- _ABOUT THIS EXERCISE_
The answer must repeat every record exactly, with no pictures in it.

.....

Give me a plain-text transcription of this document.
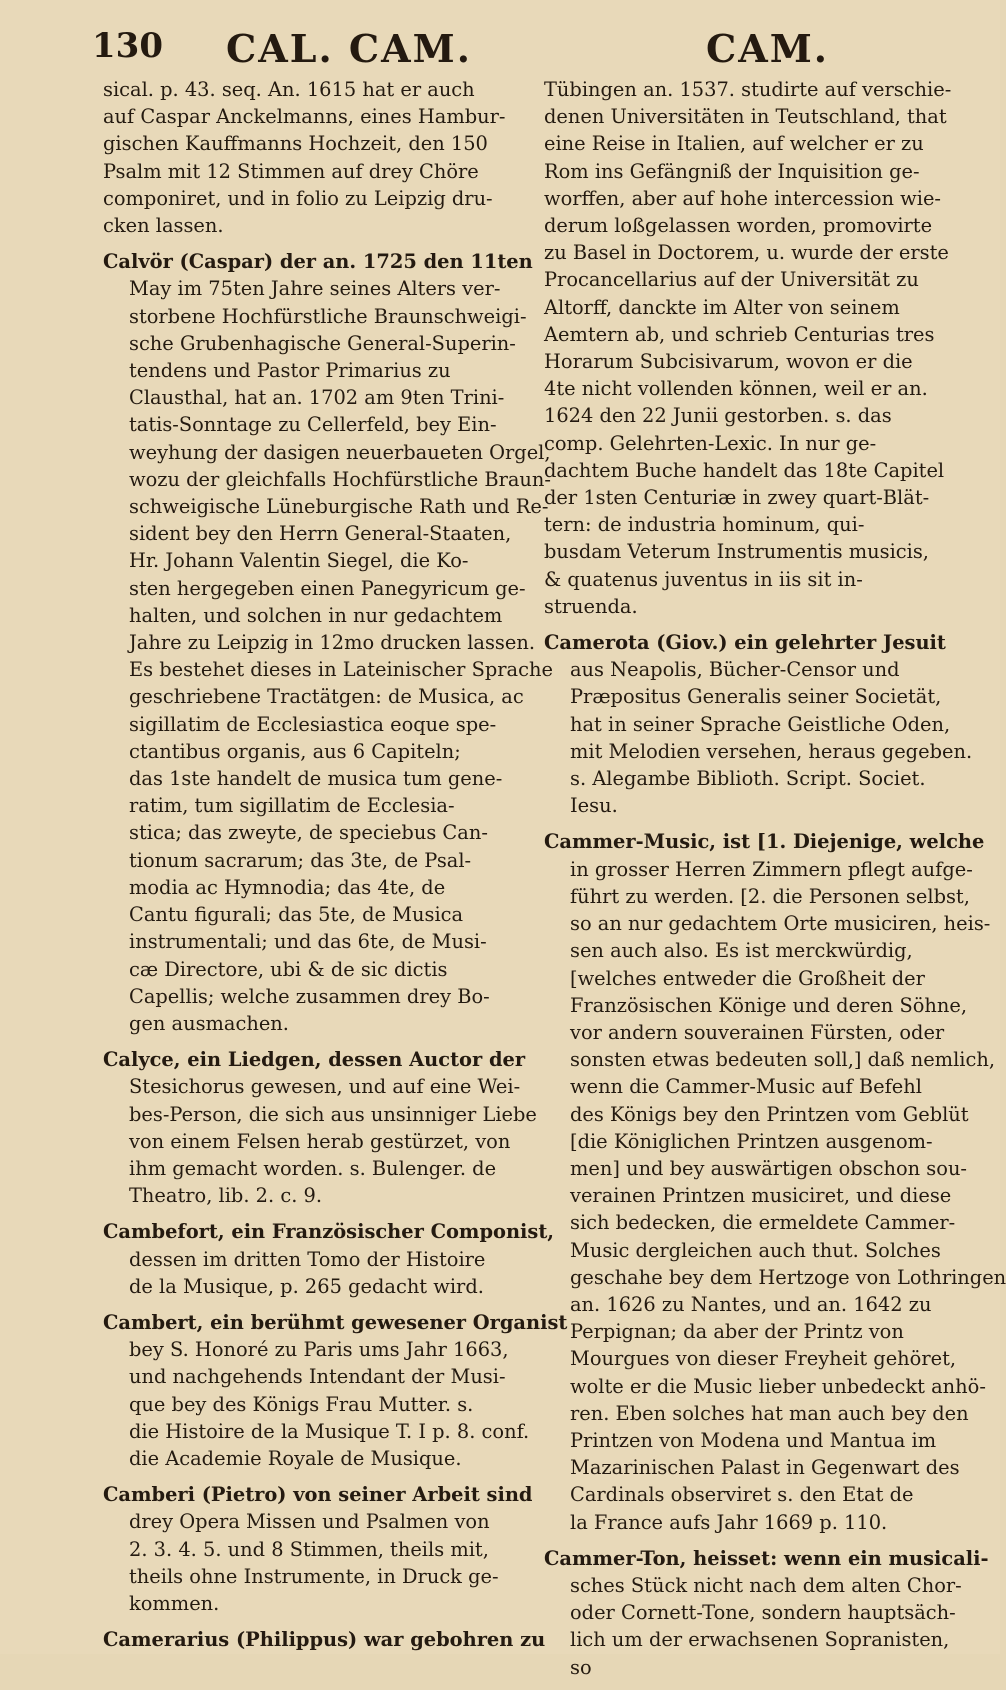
130 CAL. CAM.	CAM.
sical. p. 43. seq. An. 1615 hat er auch
auf Caspar Anckelmanns, eines Hambur-
gischen Kauffmanns Hochzeit, den 150
Psalm mit 12 Stimmen auf drey Chöre
componiret, und in folio zu Leipzig dru-
cken lassen.
Calvör (Caspar) der an. 1725 den 11ten
May im 75ten Jahre seines Alters ver-
storbene Hochfürstliche Braunschweigi-
sche Grubenhagische General-Superin-
tendens und Pastor Primarius zu
Clausthal, hat an. 1702 am 9ten Trini-
tatis-Sonntage zu Cellerfeld, bey Ein-
weyhung der dasigen neuerbaueten Orgel,
wozu der gleichfalls Hochfürstliche Braun-
schweigische Lüneburgische Rath und Re-
sident bey den Herrn General-Staaten,
Hr. Johann Valentin Siegel, die Ko-
sten hergegeben einen Panegyricum ge-
halten, und solchen in nur gedachtem
Jahre zu Leipzig in 12mo drucken lassen.
Es bestehet dieses in Lateinischer Sprache
geschriebene Tractätgen: de Musica, ac
sigillatim de Ecclesiastica eoque spe-
ctantibus organis, aus 6 Capiteln;
das 1ste handelt de musica tum gene-
ratim, tum sigillatim de Ecclesia-
stica; das zweyte, de speciebus Can-
tionum sacrarum; das 3te, de Psal-
modia ac Hymnodia; das 4te, de
Cantu figurali; das 5te, de Musica
instrumentali; und das 6te, de Musi-
cæ Directore, ubi & de sic dictis
Capellis; welche zusammen drey Bo-
gen ausmachen.
Calyce, ein Liedgen, dessen Auctor der
Stesichorus gewesen, und auf eine Wei-
bes-Person, die sich aus unsinniger Liebe
von einem Felsen herab gestürzet, von
ihm gemacht worden. s. Bulenger. de
Theatro, lib. 2. c. 9.
Cambefort, ein Französischer Componist,
dessen im dritten Tomo der Histoire
de la Musique, p. 265 gedacht wird.
Cambert, ein berühmt gewesener Organist
bey S. Honoré zu Paris ums Jahr 1663,
und nachgehends Intendant der Musi-
que bey des Königs Frau Mutter. s.
die Histoire de la Musique T. I p. 8. conf.
die Academie Royale de Musique.
Camberi (Pietro) von seiner Arbeit sind
drey Opera Missen und Psalmen von
2. 3. 4. 5. und 8 Stimmen, theils mit,
theils ohne Instrumente, in Druck ge-
kommen.
Camerarius (Philippus) war gebohren zu
Tübingen an. 1537. studirte auf verschie-
denen Universitäten in Teutschland, that
eine Reise in Italien, auf welcher er zu
Rom ins Gefängniß der Inquisition ge-
worffen, aber auf hohe intercession wie-
derum loßgelassen worden, promovirte
zu Basel in Doctorem, u. wurde der erste
Procancellarius auf der Universität zu
Altorff, danckte im Alter von seinem
Aemtern ab, und schrieb Centurias tres
Horarum Subcisivarum, wovon er die
4te nicht vollenden können, weil er an.
1624 den 22 Junii gestorben. s. das
comp. Gelehrten-Lexic. In nur ge-
dachtem Buche handelt das 18te Capitel
der 1sten Centuriæ in zwey quart-Blät-
tern: de industria hominum, qui-
busdam Veterum Instrumentis musicis,
& quatenus juventus in iis sit in-
struenda.
Camerota (Giov.) ein gelehrter Jesuit
aus Neapolis, Bücher-Censor und
Præpositus Generalis seiner Societät,
hat in seiner Sprache Geistliche Oden,
mit Melodien versehen, heraus gegeben.
s. Alegambe Biblioth. Script. Societ.
Iesu.
Cammer-Music, ist [1. Diejenige, welche
in grosser Herren Zimmern pflegt aufge-
führt zu werden. [2. die Personen selbst,
so an nur gedachtem Orte musiciren, heis-
sen auch also. Es ist merckwürdig,
[welches entweder die Großheit der
Französischen Könige und deren Söhne,
vor andern souverainen Fürsten, oder
sonsten etwas bedeuten soll,] daß nemlich,
wenn die Cammer-Music auf Befehl
des Königs bey den Printzen vom Geblüt
[die Königlichen Printzen ausgenom-
men] und bey auswärtigen obschon sou-
verainen Printzen musiciret, und diese
sich bedecken, die ermeldete Cammer-
Music dergleichen auch thut. Solches
geschahe bey dem Hertzoge von Lothringen
an. 1626 zu Nantes, und an. 1642 zu
Perpignan; da aber der Printz von
Mourgues von dieser Freyheit gehöret,
wolte er die Music lieber unbedeckt anhö-
ren. Eben solches hat man auch bey den
Printzen von Modena und Mantua im
Mazarinischen Palast in Gegenwart des
Cardinals observiret s. den Etat de
la France aufs Jahr 1669 p. 110.
Cammer-Ton, heisset: wenn ein musicali-
sches Stück nicht nach dem alten Chor-
oder Cornett-Tone, sondern hauptsäch-
lich um der erwachsenen Sopranisten,
so
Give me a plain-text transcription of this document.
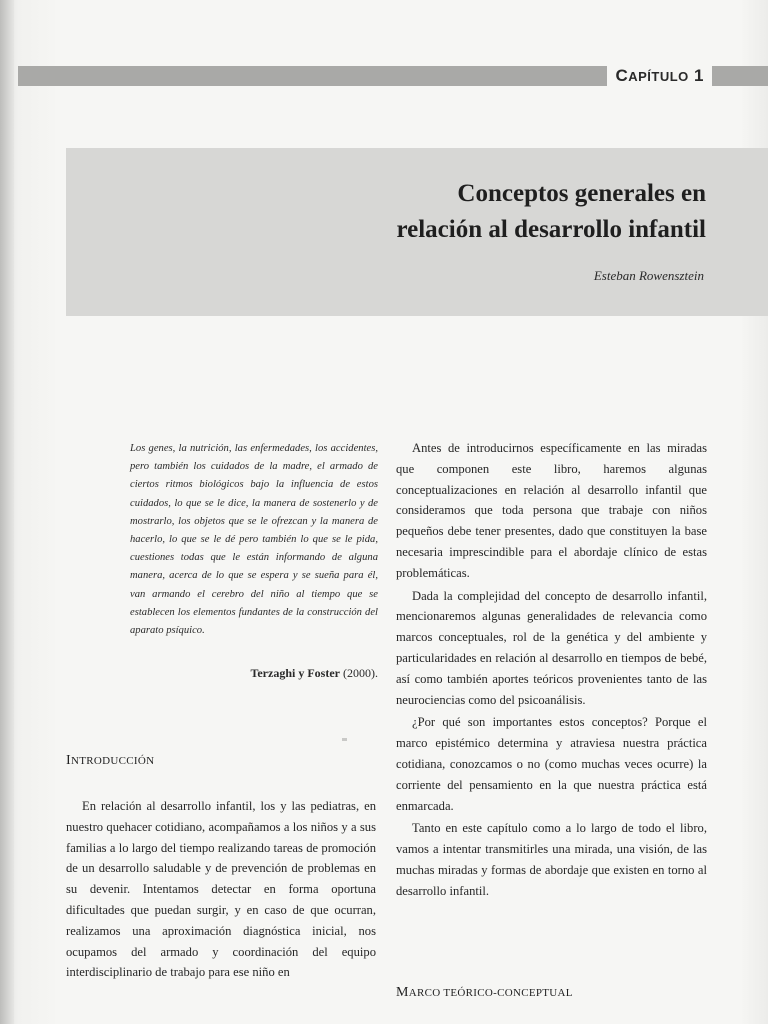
CAPÍTULO 1
Conceptos generales en
relación al desarrollo infantil
Esteban Rowensztein

Los genes, la nutrición, las enfermedades, los accidentes, pero también los cuidados de la madre, el armado de ciertos ritmos biológicos bajo la influencia de estos cuidados, lo que se le dice, la manera de sostenerlo y de mostrarlo, los objetos que se le ofrezcan y la manera de hacerlo, lo que se le dé pero también lo que se le pida, cuestiones todas que le están informando de alguna manera, acerca de lo que se espera y se sueña para él, van armando el cerebro del niño al tiempo que se establecen los elementos fundantes de la construcción del aparato psíquico.

Terzaghi y Foster (2000).
INTRODUCCIÓN

En relación al desarrollo infantil, los y las pediatras, en nuestro quehacer cotidiano, acompañamos a los niños y a sus familias a lo largo del tiempo realizando tareas de promoción de un desarrollo saludable y de prevención de problemas en su devenir. Intentamos detectar en forma oportuna dificultades que puedan surgir, y en caso de que ocurran, realizamos una aproximación diagnóstica inicial, nos ocupamos del armado y coordinación del equipo interdisciplinario de trabajo para ese niño en

Antes de introducirnos específicamente en las miradas que componen este libro, haremos algunas conceptualizaciones en relación al desarrollo infantil que consideramos que toda persona que trabaje con niños pequeños debe tener presentes, dado que constituyen la base necesaria imprescindible para el abordaje clínico de estas problemáticas.

Dada la complejidad del concepto de desarrollo infantil, mencionaremos algunas generalidades de relevancia como marcos conceptuales, rol de la genética y del ambiente y particularidades en relación al desarrollo en tiempos de bebé, así como también aportes teóricos provenientes tanto de las neurociencias como del psicoanálisis.

¿Por qué son importantes estos conceptos? Porque el marco epistémico determina y atraviesa nuestra práctica cotidiana, conozcamos o no (como muchas veces ocurre) la corriente del pensamiento en la que nuestra práctica está enmarcada.

Tanto en este capítulo como a lo largo de todo el libro, vamos a intentar transmitirles una mirada, una visión, de las muchas miradas y formas de abordaje que existen en torno al desarrollo infantil.

MARCO TEÓRICO-CONCEPTUAL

.....

- _RESPONSE TO THE TASK_
Give me a plain-text transcription of this document.
130 CAL. CAM.	CAM.
sical. p. 43. seq. An. 1615 hat er auch
auf Caspar Anckelmanns, eines Hambur-
gischen Kauffmanns Hochzeit, den 150
Psalm mit 12 Stimmen auf drey Chöre
componiret, und in folio zu Leipzig dru-
cken lassen.
Calvör (Caspar) der an. 1725 den 11ten
May im 75ten Jahre seines Alters ver-
storbene Hochfürstliche Braunschweigi-
sche Grubenhagische General-Superin-
tendens und Pastor Primarius zu
Clausthal, hat an. 1702 am 9ten Trini-
tatis-Sonntage zu Cellerfeld, bey Ein-
weyhung der dasigen neuerbaueten Orgel,
wozu der gleichfalls Hochfürstliche Braun-
schweigische Lüneburgische Rath und Re-
sident bey den Herrn General-Staaten,
Hr. Johann Valentin Siegel, die Ko-
sten hergegeben einen Panegyricum ge-
halten, und solchen in nur gedachtem
Jahre zu Leipzig in 12mo drucken lassen.
Es bestehet dieses in Lateinischer Sprache
geschriebene Tractätgen: de Musica, ac
sigillatim de Ecclesiastica eoque spe-
ctantibus organis, aus 6 Capiteln;
das 1ste handelt de musica tum gene-
ratim, tum sigillatim de Ecclesia-
stica; das zweyte, de speciebus Can-
tionum sacrarum; das 3te, de Psal-
modia ac Hymnodia; das 4te, de
Cantu figurali; das 5te, de Musica
instrumentali; und das 6te, de Musi-
cæ Directore, ubi & de sic dictis
Capellis; welche zusammen drey Bo-
gen ausmachen.
Calyce, ein Liedgen, dessen Auctor der
Stesichorus gewesen, und auf eine Wei-
bes-Person, die sich aus unsinniger Liebe
von einem Felsen herab gestürzet, von
ihm gemacht worden. s. Bulenger. de
Theatro, lib. 2. c. 9.
Cambefort, ein Französischer Componist,
dessen im dritten Tomo der Histoire
de la Musique, p. 265 gedacht wird.
Cambert, ein berühmt gewesener Organist
bey S. Honoré zu Paris ums Jahr 1663,
und nachgehends Intendant der Musi-
que bey des Königs Frau Mutter. s.
die Histoire de la Musique T. I p. 8. conf.
die Academie Royale de Musique.
Camberi (Pietro) von seiner Arbeit sind
drey Opera Missen und Psalmen von
2. 3. 4. 5. und 8 Stimmen, theils mit,
theils ohne Instrumente, in Druck ge-
kommen.
Camerarius (Philippus) war gebohren zu
Tübingen an. 1537. studirte auf verschie-
denen Universitäten in Teutschland, that
eine Reise in Italien, auf welcher er zu
Rom ins Gefängniß der Inquisition ge-
worffen, aber auf hohe intercession wie-
derum loßgelassen worden, promovirte
zu Basel in Doctorem, u. wurde der erste
Procancellarius auf der Universität zu
Altorff, danckte im Alter von seinem
Aemtern ab, und schrieb Centurias tres
Horarum Subcisivarum, wovon er die
4te nicht vollenden können, weil er an.
1624 den 22 Junii gestorben. s. das
comp. Gelehrten-Lexic. In nur ge-
dachtem Buche handelt das 18te Capitel
der 1sten Centuriæ in zwey quart-Blät-
tern: de industria hominum, qui-
busdam Veterum Instrumentis musicis,
& quatenus juventus in iis sit in-
struenda.
Camerota (Giov.) ein gelehrter Jesuit
aus Neapolis, Bücher-Censor und
Præpositus Generalis seiner Societät,
hat in seiner Sprache Geistliche Oden,
mit Melodien versehen, heraus gegeben.
s. Alegambe Biblioth. Script. Societ.
Iesu.
Cammer-Music, ist [1. Diejenige, welche
in grosser Herren Zimmern pflegt aufge-
führt zu werden. [2. die Personen selbst,
so an nur gedachtem Orte musiciren, heis-
sen auch also. Es ist merckwürdig,
[welches entweder die Großheit der
Französischen Könige und deren Söhne,
vor andern souverainen Fürsten, oder
sonsten etwas bedeuten soll,] daß nemlich,
wenn die Cammer-Music auf Befehl
des Königs bey den Printzen vom Geblüt
[die Königlichen Printzen ausgenom-
men] und bey auswärtigen obschon sou-
verainen Printzen musiciret, und diese
sich bedecken, die ermeldete Cammer-
Music dergleichen auch thut. Solches
geschahe bey dem Hertzoge von Lothringen
an. 1626 zu Nantes, und an. 1642 zu
Perpignan; da aber der Printz von
Mourgues von dieser Freyheit gehöret,
wolte er die Music lieber unbedeckt anhö-
ren. Eben solches hat man auch bey den
Printzen von Modena und Mantua im
Mazarinischen Palast in Gegenwart des
Cardinals observiret s. den Etat de
la France aufs Jahr 1669 p. 110.
Cammer-Ton, heisset: wenn ein musicali-
sches Stück nicht nach dem alten Chor-
oder Cornett-Tone, sondern hauptsäch-
lich um der erwachsenen Sopranisten,
so
Give me a plain-text transcription of this document.
CAPÍTULO 1
Conceptos generales en
relación al desarrollo infantil
Esteban Rowensztein

Los genes, la nutrición, las enfermedades, los accidentes, pero también los cuidados de la madre, el armado de ciertos ritmos biológicos bajo la influencia de estos cuidados, lo que se le dice, la manera de sostenerlo y de mostrarlo, los objetos que se le ofrezcan y la manera de hacerlo, lo que se le dé pero también lo que se le pida, cuestiones todas que le están informando de alguna manera, acerca de lo que se espera y se sueña para él, van armando el cerebro del niño al tiempo que se establecen los elementos fundantes de la construcción del aparato psíquico.

Terzaghi y Foster (2000).
INTRODUCCIÓN

En relación al desarrollo infantil, los y las pediatras, en nuestro quehacer cotidiano, acompañamos a los niños y a sus familias a lo largo del tiempo realizando tareas de promoción de un desarrollo saludable y de prevención de problemas en su devenir. Intentamos detectar en forma oportuna dificultades que puedan surgir, y en caso de que ocurran, realizamos una aproximación diagnóstica inicial, nos ocupamos del armado y coordinación del equipo interdisciplinario de trabajo para ese niño en

Antes de introducirnos específicamente en las miradas que componen este libro, haremos algunas conceptualizaciones en relación al desarrollo infantil que consideramos que toda persona que trabaje con niños pequeños debe tener presentes, dado que constituyen la base necesaria imprescindible para el abordaje clínico de estas problemáticas.

Dada la complejidad del concepto de desarrollo infantil, mencionaremos algunas generalidades de relevancia como marcos conceptuales, rol de la genética y del ambiente y particularidades en relación al desarrollo en tiempos de bebé, así como también aportes teóricos provenientes tanto de las neurociencias como del psicoanálisis.

¿Por qué son importantes estos conceptos? Porque el marco epistémico determina y atraviesa nuestra práctica cotidiana, conozcamos o no (como muchas veces ocurre) la corriente del pensamiento en la que nuestra práctica está enmarcada.

Tanto en este capítulo como a lo largo de todo el libro, vamos a intentar transmitirles una mirada, una visión, de las muchas miradas y formas de abordaje que existen en torno al desarrollo infantil.

MARCO TEÓRICO-CONCEPTUAL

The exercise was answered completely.